(Entries with figure data)

□ □ □

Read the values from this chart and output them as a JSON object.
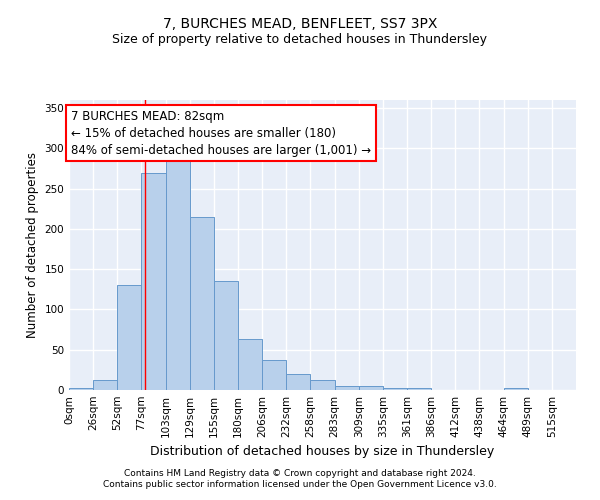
{
  "title": "7, BURCHES MEAD, BENFLEET, SS7 3PX",
  "subtitle": "Size of property relative to detached houses in Thundersley",
  "xlabel": "Distribution of detached houses by size in Thundersley",
  "ylabel": "Number of detached properties",
  "footer1": "Contains HM Land Registry data © Crown copyright and database right 2024.",
  "footer2": "Contains public sector information licensed under the Open Government Licence v3.0.",
  "bin_labels": [
    "0sqm",
    "26sqm",
    "52sqm",
    "77sqm",
    "103sqm",
    "129sqm",
    "155sqm",
    "180sqm",
    "206sqm",
    "232sqm",
    "258sqm",
    "283sqm",
    "309sqm",
    "335sqm",
    "361sqm",
    "386sqm",
    "412sqm",
    "438sqm",
    "464sqm",
    "489sqm",
    "515sqm"
  ],
  "bar_heights": [
    3,
    13,
    130,
    270,
    287,
    215,
    135,
    63,
    37,
    20,
    12,
    5,
    5,
    3,
    2,
    0,
    0,
    0,
    2,
    0,
    0
  ],
  "bar_color": "#b8d0eb",
  "bar_edge_color": "#6699cc",
  "bg_color": "#e8eef8",
  "grid_color": "#ffffff",
  "annotation_text": "7 BURCHES MEAD: 82sqm\n← 15% of detached houses are smaller (180)\n84% of semi-detached houses are larger (1,001) →",
  "vline_x": 82,
  "ylim": [
    0,
    360
  ],
  "yticks": [
    0,
    50,
    100,
    150,
    200,
    250,
    300,
    350
  ],
  "title_fontsize": 10,
  "subtitle_fontsize": 9,
  "ylabel_fontsize": 8.5,
  "xlabel_fontsize": 9,
  "tick_fontsize": 7.5,
  "footer_fontsize": 6.5,
  "ann_fontsize": 8.5
}
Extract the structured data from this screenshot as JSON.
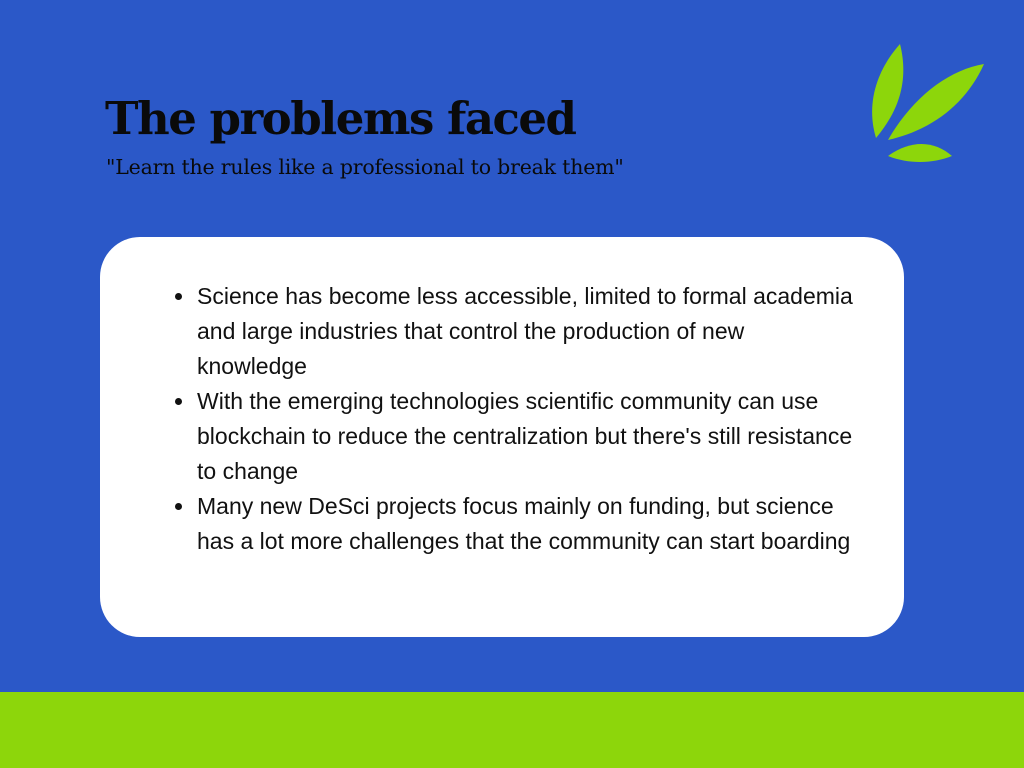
{
  "slide": {
    "title": "The problems faced",
    "subtitle": "\"Learn the rules like a professional to break them\"",
    "bullets": [
      {
        "text": "Science has become less accessible, limited to formal academia and large industries that control the production of new knowledge"
      },
      {
        "text": "With the emerging technologies scientific community can use blockchain to reduce the centralization but there's still resistance to change"
      },
      {
        "text": "Many new DeSci projects focus mainly on funding, but science has a lot more challenges that the community can start boarding"
      }
    ]
  },
  "colors": {
    "background": "#2b58c8",
    "accent": "#8dd60b",
    "card": "#ffffff",
    "text": "#0a0a0a"
  },
  "icons": {
    "decoration": "leaf-logo-icon"
  }
}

□ □ □

▶ _Task_:
State the number of lines holding the word "JSON" in the listing. Add nothing else.

▶ _Final result_:
2